Output an exact reproduction of the data.

Dataset content:
** START **

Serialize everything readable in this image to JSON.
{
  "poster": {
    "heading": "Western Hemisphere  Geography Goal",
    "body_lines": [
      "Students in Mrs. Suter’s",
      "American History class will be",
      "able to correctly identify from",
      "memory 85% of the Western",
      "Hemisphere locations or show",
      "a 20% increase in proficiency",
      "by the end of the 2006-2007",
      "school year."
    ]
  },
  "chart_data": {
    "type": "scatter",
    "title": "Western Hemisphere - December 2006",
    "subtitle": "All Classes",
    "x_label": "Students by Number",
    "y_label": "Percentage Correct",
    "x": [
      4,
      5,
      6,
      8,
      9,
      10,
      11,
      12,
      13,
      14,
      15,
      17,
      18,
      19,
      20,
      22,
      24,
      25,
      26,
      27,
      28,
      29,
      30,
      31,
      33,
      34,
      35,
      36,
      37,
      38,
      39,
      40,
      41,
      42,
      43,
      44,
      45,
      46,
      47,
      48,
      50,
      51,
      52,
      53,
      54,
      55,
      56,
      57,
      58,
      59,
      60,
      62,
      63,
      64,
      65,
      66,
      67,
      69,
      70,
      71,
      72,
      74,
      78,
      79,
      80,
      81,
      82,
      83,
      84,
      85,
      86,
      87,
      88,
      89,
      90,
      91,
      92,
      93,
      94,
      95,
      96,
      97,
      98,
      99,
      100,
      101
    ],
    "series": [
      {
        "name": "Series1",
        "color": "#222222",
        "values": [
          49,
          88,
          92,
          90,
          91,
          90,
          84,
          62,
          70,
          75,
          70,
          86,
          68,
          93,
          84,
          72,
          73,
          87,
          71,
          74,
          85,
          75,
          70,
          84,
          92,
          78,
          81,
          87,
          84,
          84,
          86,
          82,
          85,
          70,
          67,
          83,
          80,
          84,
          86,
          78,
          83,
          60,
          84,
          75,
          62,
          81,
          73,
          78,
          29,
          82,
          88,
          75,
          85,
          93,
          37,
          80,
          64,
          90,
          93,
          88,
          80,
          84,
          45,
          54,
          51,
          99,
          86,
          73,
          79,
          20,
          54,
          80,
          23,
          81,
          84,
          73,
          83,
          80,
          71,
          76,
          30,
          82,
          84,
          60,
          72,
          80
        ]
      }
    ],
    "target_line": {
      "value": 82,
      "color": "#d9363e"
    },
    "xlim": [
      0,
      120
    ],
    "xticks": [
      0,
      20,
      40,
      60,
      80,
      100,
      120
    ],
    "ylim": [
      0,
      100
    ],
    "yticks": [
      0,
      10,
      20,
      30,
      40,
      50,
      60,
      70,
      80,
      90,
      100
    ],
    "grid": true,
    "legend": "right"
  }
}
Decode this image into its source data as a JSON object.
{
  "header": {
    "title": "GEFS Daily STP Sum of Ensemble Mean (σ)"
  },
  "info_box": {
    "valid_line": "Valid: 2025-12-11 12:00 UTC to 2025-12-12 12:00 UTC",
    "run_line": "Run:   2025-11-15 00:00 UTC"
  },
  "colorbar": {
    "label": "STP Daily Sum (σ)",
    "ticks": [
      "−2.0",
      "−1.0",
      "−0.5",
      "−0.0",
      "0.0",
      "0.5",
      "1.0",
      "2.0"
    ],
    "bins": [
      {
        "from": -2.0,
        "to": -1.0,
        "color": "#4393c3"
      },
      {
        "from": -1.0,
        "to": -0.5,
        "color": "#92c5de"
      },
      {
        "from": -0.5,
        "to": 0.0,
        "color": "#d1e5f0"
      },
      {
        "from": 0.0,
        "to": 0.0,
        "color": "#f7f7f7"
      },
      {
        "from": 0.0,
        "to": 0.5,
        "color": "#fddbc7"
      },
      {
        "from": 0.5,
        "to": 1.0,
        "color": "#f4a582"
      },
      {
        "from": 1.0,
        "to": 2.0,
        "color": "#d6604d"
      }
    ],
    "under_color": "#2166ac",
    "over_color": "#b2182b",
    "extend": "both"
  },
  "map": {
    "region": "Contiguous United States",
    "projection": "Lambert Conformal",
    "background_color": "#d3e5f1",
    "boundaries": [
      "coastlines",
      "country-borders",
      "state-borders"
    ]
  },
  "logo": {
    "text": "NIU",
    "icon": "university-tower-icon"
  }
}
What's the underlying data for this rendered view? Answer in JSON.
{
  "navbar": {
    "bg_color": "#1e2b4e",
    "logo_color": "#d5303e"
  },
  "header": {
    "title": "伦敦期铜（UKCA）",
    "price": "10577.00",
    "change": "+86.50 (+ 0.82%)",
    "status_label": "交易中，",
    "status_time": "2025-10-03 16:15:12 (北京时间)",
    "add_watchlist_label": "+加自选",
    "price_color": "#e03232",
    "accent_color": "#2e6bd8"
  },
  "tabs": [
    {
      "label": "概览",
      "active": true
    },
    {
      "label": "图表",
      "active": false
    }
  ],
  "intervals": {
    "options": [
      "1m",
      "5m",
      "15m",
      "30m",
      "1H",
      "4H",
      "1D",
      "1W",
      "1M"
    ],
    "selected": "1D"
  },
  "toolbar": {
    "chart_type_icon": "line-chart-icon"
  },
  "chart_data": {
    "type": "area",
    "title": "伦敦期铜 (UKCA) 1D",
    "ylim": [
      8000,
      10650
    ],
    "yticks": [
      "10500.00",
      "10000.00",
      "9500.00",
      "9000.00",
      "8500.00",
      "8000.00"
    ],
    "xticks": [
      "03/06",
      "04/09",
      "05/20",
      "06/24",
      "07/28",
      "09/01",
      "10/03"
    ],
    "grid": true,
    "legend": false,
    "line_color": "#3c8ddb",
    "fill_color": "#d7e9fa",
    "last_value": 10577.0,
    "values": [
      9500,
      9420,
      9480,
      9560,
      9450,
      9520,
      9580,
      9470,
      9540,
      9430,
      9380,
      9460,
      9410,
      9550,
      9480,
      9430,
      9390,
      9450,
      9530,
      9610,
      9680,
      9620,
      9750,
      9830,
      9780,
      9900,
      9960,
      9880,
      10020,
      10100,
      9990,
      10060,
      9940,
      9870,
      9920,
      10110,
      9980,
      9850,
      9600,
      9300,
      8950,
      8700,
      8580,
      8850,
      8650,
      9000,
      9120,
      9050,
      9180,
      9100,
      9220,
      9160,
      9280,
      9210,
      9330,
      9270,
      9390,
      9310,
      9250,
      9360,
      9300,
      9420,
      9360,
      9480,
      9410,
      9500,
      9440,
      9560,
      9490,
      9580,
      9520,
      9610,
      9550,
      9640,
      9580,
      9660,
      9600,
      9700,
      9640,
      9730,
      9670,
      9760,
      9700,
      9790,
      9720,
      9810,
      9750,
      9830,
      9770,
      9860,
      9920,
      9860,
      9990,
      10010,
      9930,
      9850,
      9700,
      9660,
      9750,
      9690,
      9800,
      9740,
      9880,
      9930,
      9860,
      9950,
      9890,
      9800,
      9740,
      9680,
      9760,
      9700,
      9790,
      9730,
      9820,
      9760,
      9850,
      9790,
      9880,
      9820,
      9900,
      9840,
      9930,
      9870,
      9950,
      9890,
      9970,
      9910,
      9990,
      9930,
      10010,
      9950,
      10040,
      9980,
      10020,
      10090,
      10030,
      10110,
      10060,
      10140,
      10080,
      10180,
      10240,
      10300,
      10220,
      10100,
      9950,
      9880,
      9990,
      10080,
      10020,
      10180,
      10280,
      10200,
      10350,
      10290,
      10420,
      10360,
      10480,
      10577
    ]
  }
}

** END **

Finished task:
Serialize everything readable in this image to JSON.
{
  "poster": {
    "heading": "Western Hemisphere  Geography Goal",
    "body_lines": [
      "Students in Mrs. Suter’s",
      "American History class will be",
      "able to correctly identify from",
      "memory 85% of the Western",
      "Hemisphere locations or show",
      "a 20% increase in proficiency",
      "by the end of the 2006-2007",
      "school year."
    ]
  },
  "chart_data": {
    "type": "scatter",
    "title": "Western Hemisphere - December 2006",
    "subtitle": "All Classes",
    "x_label": "Students by Number",
    "y_label": "Percentage Correct",
    "x": [
      4,
      5,
      6,
      8,
      9,
      10,
      11,
      12,
      13,
      14,
      15,
      17,
      18,
      19,
      20,
      22,
      24,
      25,
      26,
      27,
      28,
      29,
      30,
      31,
      33,
      34,
      35,
      36,
      37,
      38,
      39,
      40,
      41,
      42,
      43,
      44,
      45,
      46,
      47,
      48,
      50,
      51,
      52,
      53,
      54,
      55,
      56,
      57,
      58,
      59,
      60,
      62,
      63,
      64,
      65,
      66,
      67,
      69,
      70,
      71,
      72,
      74,
      78,
      79,
      80,
      81,
      82,
      83,
      84,
      85,
      86,
      87,
      88,
      89,
      90,
      91,
      92,
      93,
      94,
      95,
      96,
      97,
      98,
      99,
      100,
      101
    ],
    "series": [
      {
        "name": "Series1",
        "color": "#222222",
        "values": [
          49,
          88,
          92,
          90,
          91,
          90,
          84,
          62,
          70,
          75,
          70,
          86,
          68,
          93,
          84,
          72,
          73,
          87,
          71,
          74,
          85,
          75,
          70,
          84,
          92,
          78,
          81,
          87,
          84,
          84,
          86,
          82,
          85,
          70,
          67,
          83,
          80,
          84,
          86,
          78,
          83,
          60,
          84,
          75,
          62,
          81,
          73,
          78,
          29,
          82,
          88,
          75,
          85,
          93,
          37,
          80,
          64,
          90,
          93,
          88,
          80,
          84,
          45,
          54,
          51,
          99,
          86,
          73,
          79,
          20,
          54,
          80,
          23,
          81,
          84,
          73,
          83,
          80,
          71,
          76,
          30,
          82,
          84,
          60,
          72,
          80
        ]
      }
    ],
    "target_line": {
      "value": 82,
      "color": "#d9363e"
    },
    "xlim": [
      0,
      120
    ],
    "xticks": [
      0,
      20,
      40,
      60,
      80,
      100,
      120
    ],
    "ylim": [
      0,
      100
    ],
    "yticks": [
      0,
      10,
      20,
      30,
      40,
      50,
      60,
      70,
      80,
      90,
      100
    ],
    "grid": true,
    "legend": "right"
  }
}
Decode this image into its source data as a JSON object.
{
  "header": {
    "title": "GEFS Daily STP Sum of Ensemble Mean (σ)"
  },
  "info_box": {
    "valid_line": "Valid: 2025-12-11 12:00 UTC to 2025-12-12 12:00 UTC",
    "run_line": "Run:   2025-11-15 00:00 UTC"
  },
  "colorbar": {
    "label": "STP Daily Sum (σ)",
    "ticks": [
      "−2.0",
      "−1.0",
      "−0.5",
      "−0.0",
      "0.0",
      "0.5",
      "1.0",
      "2.0"
    ],
    "bins": [
      {
        "from": -2.0,
        "to": -1.0,
        "color": "#4393c3"
      },
      {
        "from": -1.0,
        "to": -0.5,
        "color": "#92c5de"
      },
      {
        "from": -0.5,
        "to": 0.0,
        "color": "#d1e5f0"
      },
      {
        "from": 0.0,
        "to": 0.0,
        "color": "#f7f7f7"
      },
      {
        "from": 0.0,
        "to": 0.5,
        "color": "#fddbc7"
      },
      {
        "from": 0.5,
        "to": 1.0,
        "color": "#f4a582"
      },
      {
        "from": 1.0,
        "to": 2.0,
        "color": "#d6604d"
      }
    ],
    "under_color": "#2166ac",
    "over_color": "#b2182b",
    "extend": "both"
  },
  "map": {
    "region": "Contiguous United States",
    "projection": "Lambert Conformal",
    "background_color": "#d3e5f1",
    "boundaries": [
      "coastlines",
      "country-borders",
      "state-borders"
    ]
  },
  "logo": {
    "text": "NIU",
    "icon": "university-tower-icon"
  }
}
What's the underlying data for this rendered view? Answer in JSON.
{
  "navbar": {
    "bg_color": "#1e2b4e",
    "logo_color": "#d5303e"
  },
  "header": {
    "title": "伦敦期铜（UKCA）",
    "price": "10577.00",
    "change": "+86.50 (+ 0.82%)",
    "status_label": "交易中，",
    "status_time": "2025-10-03 16:15:12 (北京时间)",
    "add_watchlist_label": "+加自选",
    "price_color": "#e03232",
    "accent_color": "#2e6bd8"
  },
  "tabs": [
    {
      "label": "概览",
      "active": true
    },
    {
      "label": "图表",
      "active": false
    }
  ],
  "intervals": {
    "options": [
      "1m",
      "5m",
      "15m",
      "30m",
      "1H",
      "4H",
      "1D",
      "1W",
      "1M"
    ],
    "selected": "1D"
  },
  "toolbar": {
    "chart_type_icon": "line-chart-icon"
  },
  "chart_data": {
    "type": "area",
    "title": "伦敦期铜 (UKCA) 1D",
    "ylim": [
      8000,
      10650
    ],
    "yticks": [
      "10500.00",
      "10000.00",
      "9500.00",
      "9000.00",
      "8500.00",
      "8000.00"
    ],
    "xticks": [
      "03/06",
      "04/09",
      "05/20",
      "06/24",
      "07/28",
      "09/01",
      "10/03"
    ],
    "grid": true,
    "legend": false,
    "line_color": "#3c8ddb",
    "fill_color": "#d7e9fa",
    "last_value": 10577.0,
    "values": [
      9500,
      9420,
      9480,
      9560,
      9450,
      9520,
      9580,
      9470,
      9540,
      9430,
      9380,
      9460,
      9410,
      9550,
      9480,
      9430,
      9390,
      9450,
      9530,
      9610,
      9680,
      9620,
      9750,
      9830,
      9780,
      9900,
      9960,
      9880,
      10020,
      10100,
      9990,
      10060,
      9940,
      9870,
      9920,
      10110,
      9980,
      9850,
      9600,
      9300,
      8950,
      8700,
      8580,
      8850,
      8650,
      9000,
      9120,
      9050,
      9180,
      9100,
      9220,
      9160,
      9280,
      9210,
      9330,
      9270,
      9390,
      9310,
      9250,
      9360,
      9300,
      9420,
      9360,
      9480,
      9410,
      9500,
      9440,
      9560,
      9490,
      9580,
      9520,
      9610,
      9550,
      9640,
      9580,
      9660,
      9600,
      9700,
      9640,
      9730,
      9670,
      9760,
      9700,
      9790,
      9720,
      9810,
      9750,
      9830,
      9770,
      9860,
      9920,
      9860,
      9990,
      10010,
      9930,
      9850,
      9700,
      9660,
      9750,
      9690,
      9800,
      9740,
      9880,
      9930,
      9860,
      9950,
      9890,
      9800,
      9740,
      9680,
      9760,
      9700,
      9790,
      9730,
      9820,
      9760,
      9850,
      9790,
      9880,
      9820,
      9900,
      9840,
      9930,
      9870,
      9950,
      9890,
      9970,
      9910,
      9990,
      9930,
      10010,
      9950,
      10040,
      9980,
      10020,
      10090,
      10030,
      10110,
      10060,
      10140,
      10080,
      10180,
      10240,
      10300,
      10220,
      10100,
      9950,
      9880,
      9990,
      10080,
      10020,
      10180,
      10280,
      10200,
      10350,
      10290,
      10420,
      10360,
      10480,
      10577
    ]
  }
}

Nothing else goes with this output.